• Rows
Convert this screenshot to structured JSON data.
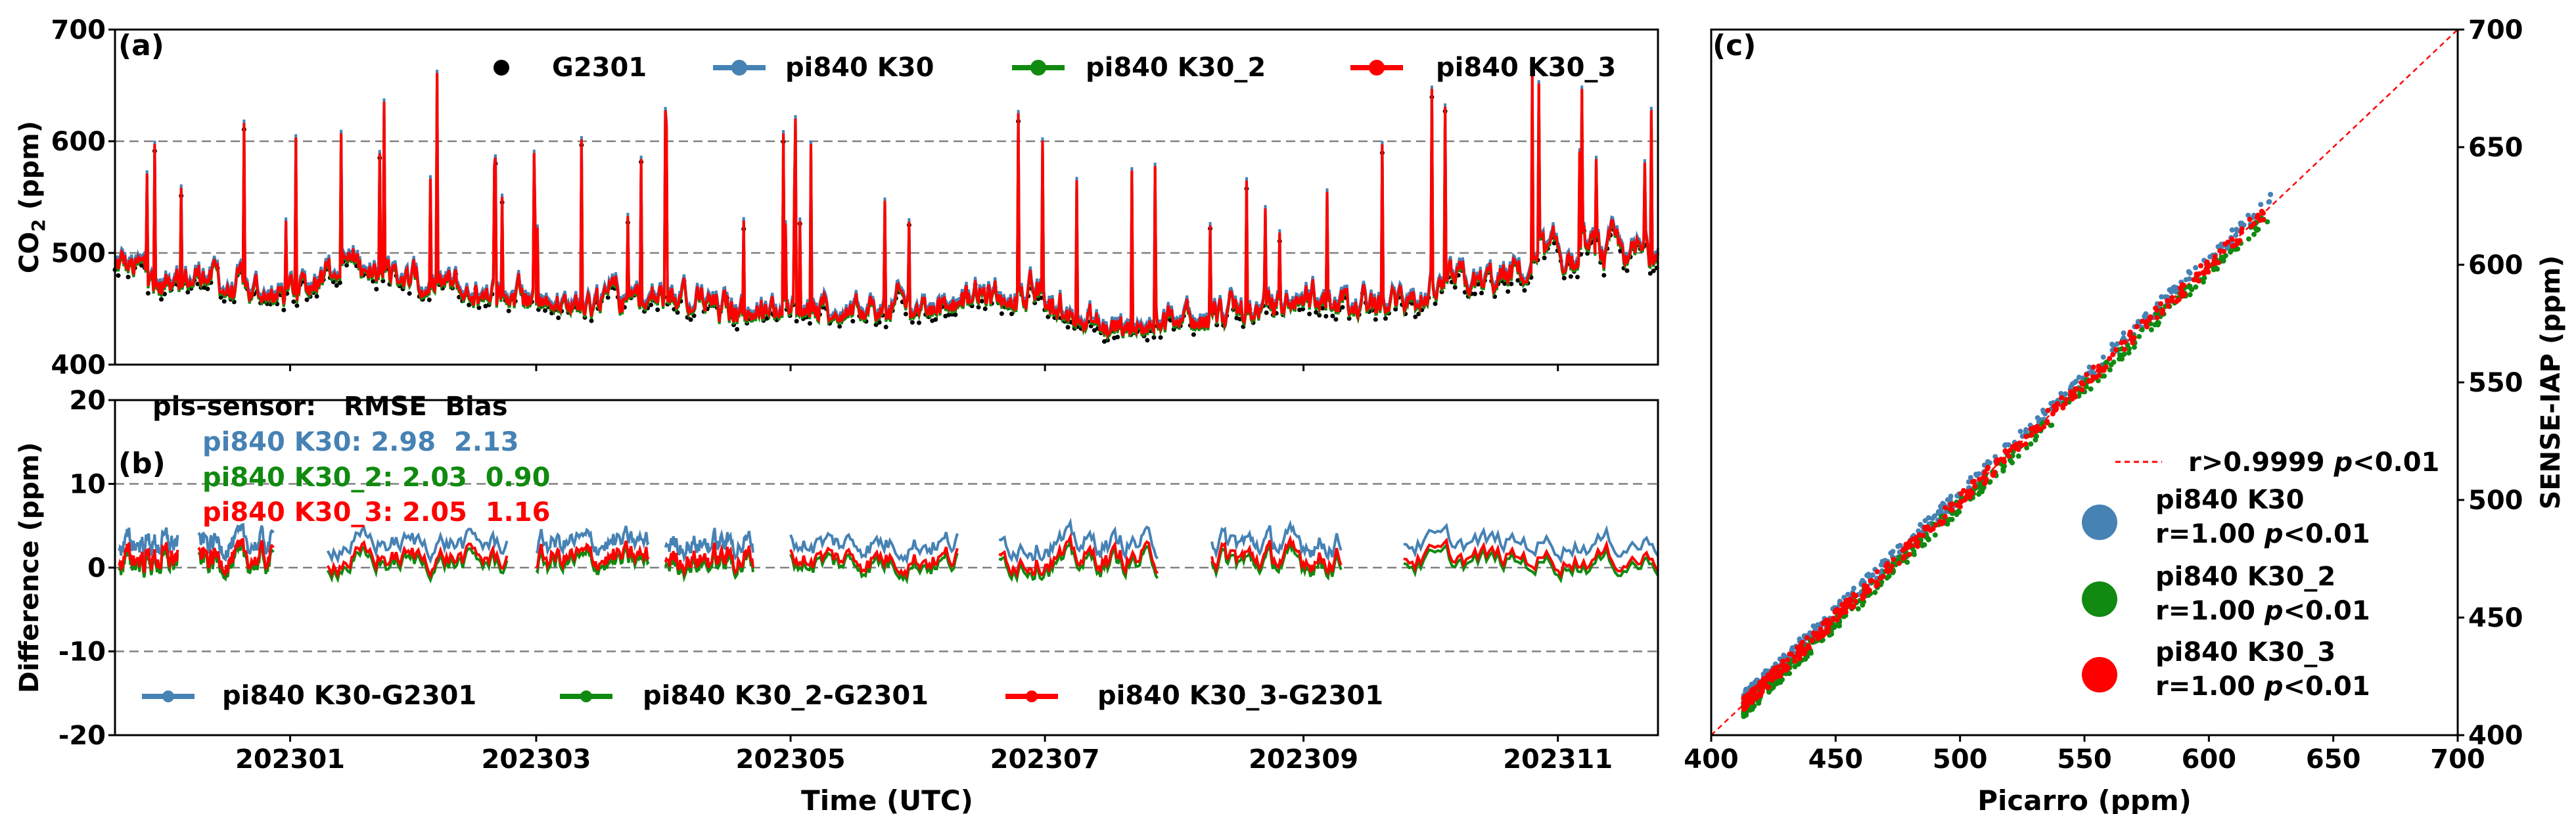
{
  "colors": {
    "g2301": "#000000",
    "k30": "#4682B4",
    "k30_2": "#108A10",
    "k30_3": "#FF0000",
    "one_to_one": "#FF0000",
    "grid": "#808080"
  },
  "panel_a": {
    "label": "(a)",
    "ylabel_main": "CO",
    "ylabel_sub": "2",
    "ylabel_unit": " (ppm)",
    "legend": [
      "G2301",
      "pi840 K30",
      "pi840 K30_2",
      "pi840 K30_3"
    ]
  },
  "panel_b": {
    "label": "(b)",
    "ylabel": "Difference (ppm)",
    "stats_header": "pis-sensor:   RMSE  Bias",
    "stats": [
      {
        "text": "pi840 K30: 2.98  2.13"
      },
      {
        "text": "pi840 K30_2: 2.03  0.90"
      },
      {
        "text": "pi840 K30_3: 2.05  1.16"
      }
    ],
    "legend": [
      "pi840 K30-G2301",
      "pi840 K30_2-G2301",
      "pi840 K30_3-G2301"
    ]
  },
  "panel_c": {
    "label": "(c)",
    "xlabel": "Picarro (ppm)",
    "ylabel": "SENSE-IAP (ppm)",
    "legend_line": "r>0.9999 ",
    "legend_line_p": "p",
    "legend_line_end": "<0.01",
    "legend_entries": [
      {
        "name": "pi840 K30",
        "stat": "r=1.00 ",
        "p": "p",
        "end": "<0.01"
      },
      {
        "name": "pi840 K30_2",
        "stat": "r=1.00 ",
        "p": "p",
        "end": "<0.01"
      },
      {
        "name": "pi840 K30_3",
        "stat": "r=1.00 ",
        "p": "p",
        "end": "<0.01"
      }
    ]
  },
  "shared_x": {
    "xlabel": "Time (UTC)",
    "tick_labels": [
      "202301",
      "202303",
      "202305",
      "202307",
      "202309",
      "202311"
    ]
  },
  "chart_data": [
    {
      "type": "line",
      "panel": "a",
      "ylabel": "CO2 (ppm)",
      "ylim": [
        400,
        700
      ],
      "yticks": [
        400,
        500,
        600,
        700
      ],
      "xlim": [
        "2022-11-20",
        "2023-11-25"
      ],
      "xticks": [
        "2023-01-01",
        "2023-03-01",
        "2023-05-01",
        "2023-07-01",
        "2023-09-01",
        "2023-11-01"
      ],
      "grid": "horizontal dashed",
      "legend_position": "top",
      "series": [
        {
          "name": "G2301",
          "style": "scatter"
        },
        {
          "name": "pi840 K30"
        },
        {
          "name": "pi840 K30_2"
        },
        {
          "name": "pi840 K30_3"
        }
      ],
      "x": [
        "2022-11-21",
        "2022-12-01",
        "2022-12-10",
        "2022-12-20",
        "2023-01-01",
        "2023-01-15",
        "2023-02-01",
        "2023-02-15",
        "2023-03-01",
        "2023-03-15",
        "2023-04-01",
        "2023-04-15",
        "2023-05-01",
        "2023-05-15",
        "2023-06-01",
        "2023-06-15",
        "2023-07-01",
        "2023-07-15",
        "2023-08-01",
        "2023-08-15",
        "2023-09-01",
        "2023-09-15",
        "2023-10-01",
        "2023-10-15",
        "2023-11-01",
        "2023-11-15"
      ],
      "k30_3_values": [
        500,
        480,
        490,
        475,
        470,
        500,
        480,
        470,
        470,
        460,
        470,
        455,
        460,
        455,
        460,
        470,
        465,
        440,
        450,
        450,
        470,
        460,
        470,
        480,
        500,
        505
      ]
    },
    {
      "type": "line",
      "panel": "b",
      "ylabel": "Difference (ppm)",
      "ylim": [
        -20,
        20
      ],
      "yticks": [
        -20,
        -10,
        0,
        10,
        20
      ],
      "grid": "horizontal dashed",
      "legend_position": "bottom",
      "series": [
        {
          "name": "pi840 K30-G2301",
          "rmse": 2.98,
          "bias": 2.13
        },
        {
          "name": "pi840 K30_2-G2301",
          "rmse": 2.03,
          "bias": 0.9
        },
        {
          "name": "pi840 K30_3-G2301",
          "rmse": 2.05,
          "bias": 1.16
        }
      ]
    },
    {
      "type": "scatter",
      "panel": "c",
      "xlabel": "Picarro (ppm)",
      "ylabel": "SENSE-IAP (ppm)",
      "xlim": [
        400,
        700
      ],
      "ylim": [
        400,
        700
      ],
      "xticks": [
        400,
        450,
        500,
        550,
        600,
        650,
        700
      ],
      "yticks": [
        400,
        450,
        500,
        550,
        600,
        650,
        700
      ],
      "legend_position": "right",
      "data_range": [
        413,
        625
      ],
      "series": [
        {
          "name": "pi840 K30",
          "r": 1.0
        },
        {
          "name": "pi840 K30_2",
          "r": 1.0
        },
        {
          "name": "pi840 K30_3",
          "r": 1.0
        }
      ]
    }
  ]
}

• Directions
The pictures should not appear in the copy; every other part of the records above must be returned exactly.

• Solution to the exercise
Convert this screenshot to structured JSON data.
{
  "colors": {
    "g2301": "#000000",
    "k30": "#4682B4",
    "k30_2": "#108A10",
    "k30_3": "#FF0000",
    "one_to_one": "#FF0000",
    "grid": "#808080"
  },
  "panel_a": {
    "label": "(a)",
    "ylabel_main": "CO",
    "ylabel_sub": "2",
    "ylabel_unit": " (ppm)",
    "legend": [
      "G2301",
      "pi840 K30",
      "pi840 K30_2",
      "pi840 K30_3"
    ]
  },
  "panel_b": {
    "label": "(b)",
    "ylabel": "Difference (ppm)",
    "stats_header": "pis-sensor:   RMSE  Bias",
    "stats": [
      {
        "text": "pi840 K30: 2.98  2.13"
      },
      {
        "text": "pi840 K30_2: 2.03  0.90"
      },
      {
        "text": "pi840 K30_3: 2.05  1.16"
      }
    ],
    "legend": [
      "pi840 K30-G2301",
      "pi840 K30_2-G2301",
      "pi840 K30_3-G2301"
    ]
  },
  "panel_c": {
    "label": "(c)",
    "xlabel": "Picarro (ppm)",
    "ylabel": "SENSE-IAP (ppm)",
    "legend_line": "r>0.9999 ",
    "legend_line_p": "p",
    "legend_line_end": "<0.01",
    "legend_entries": [
      {
        "name": "pi840 K30",
        "stat": "r=1.00 ",
        "p": "p",
        "end": "<0.01"
      },
      {
        "name": "pi840 K30_2",
        "stat": "r=1.00 ",
        "p": "p",
        "end": "<0.01"
      },
      {
        "name": "pi840 K30_3",
        "stat": "r=1.00 ",
        "p": "p",
        "end": "<0.01"
      }
    ]
  },
  "shared_x": {
    "xlabel": "Time (UTC)",
    "tick_labels": [
      "202301",
      "202303",
      "202305",
      "202307",
      "202309",
      "202311"
    ]
  },
  "chart_data": [
    {
      "type": "line",
      "panel": "a",
      "ylabel": "CO2 (ppm)",
      "ylim": [
        400,
        700
      ],
      "yticks": [
        400,
        500,
        600,
        700
      ],
      "xlim": [
        "2022-11-20",
        "2023-11-25"
      ],
      "xticks": [
        "2023-01-01",
        "2023-03-01",
        "2023-05-01",
        "2023-07-01",
        "2023-09-01",
        "2023-11-01"
      ],
      "grid": "horizontal dashed",
      "legend_position": "top",
      "series": [
        {
          "name": "G2301",
          "style": "scatter"
        },
        {
          "name": "pi840 K30"
        },
        {
          "name": "pi840 K30_2"
        },
        {
          "name": "pi840 K30_3"
        }
      ],
      "x": [
        "2022-11-21",
        "2022-12-01",
        "2022-12-10",
        "2022-12-20",
        "2023-01-01",
        "2023-01-15",
        "2023-02-01",
        "2023-02-15",
        "2023-03-01",
        "2023-03-15",
        "2023-04-01",
        "2023-04-15",
        "2023-05-01",
        "2023-05-15",
        "2023-06-01",
        "2023-06-15",
        "2023-07-01",
        "2023-07-15",
        "2023-08-01",
        "2023-08-15",
        "2023-09-01",
        "2023-09-15",
        "2023-10-01",
        "2023-10-15",
        "2023-11-01",
        "2023-11-15"
      ],
      "k30_3_values": [
        500,
        480,
        490,
        475,
        470,
        500,
        480,
        470,
        470,
        460,
        470,
        455,
        460,
        455,
        460,
        470,
        465,
        440,
        450,
        450,
        470,
        460,
        470,
        480,
        500,
        505
      ]
    },
    {
      "type": "line",
      "panel": "b",
      "ylabel": "Difference (ppm)",
      "ylim": [
        -20,
        20
      ],
      "yticks": [
        -20,
        -10,
        0,
        10,
        20
      ],
      "grid": "horizontal dashed",
      "legend_position": "bottom",
      "series": [
        {
          "name": "pi840 K30-G2301",
          "rmse": 2.98,
          "bias": 2.13
        },
        {
          "name": "pi840 K30_2-G2301",
          "rmse": 2.03,
          "bias": 0.9
        },
        {
          "name": "pi840 K30_3-G2301",
          "rmse": 2.05,
          "bias": 1.16
        }
      ]
    },
    {
      "type": "scatter",
      "panel": "c",
      "xlabel": "Picarro (ppm)",
      "ylabel": "SENSE-IAP (ppm)",
      "xlim": [
        400,
        700
      ],
      "ylim": [
        400,
        700
      ],
      "xticks": [
        400,
        450,
        500,
        550,
        600,
        650,
        700
      ],
      "yticks": [
        400,
        450,
        500,
        550,
        600,
        650,
        700
      ],
      "legend_position": "right",
      "data_range": [
        413,
        625
      ],
      "series": [
        {
          "name": "pi840 K30",
          "r": 1.0
        },
        {
          "name": "pi840 K30_2",
          "r": 1.0
        },
        {
          "name": "pi840 K30_3",
          "r": 1.0
        }
      ]
    }
  ]
}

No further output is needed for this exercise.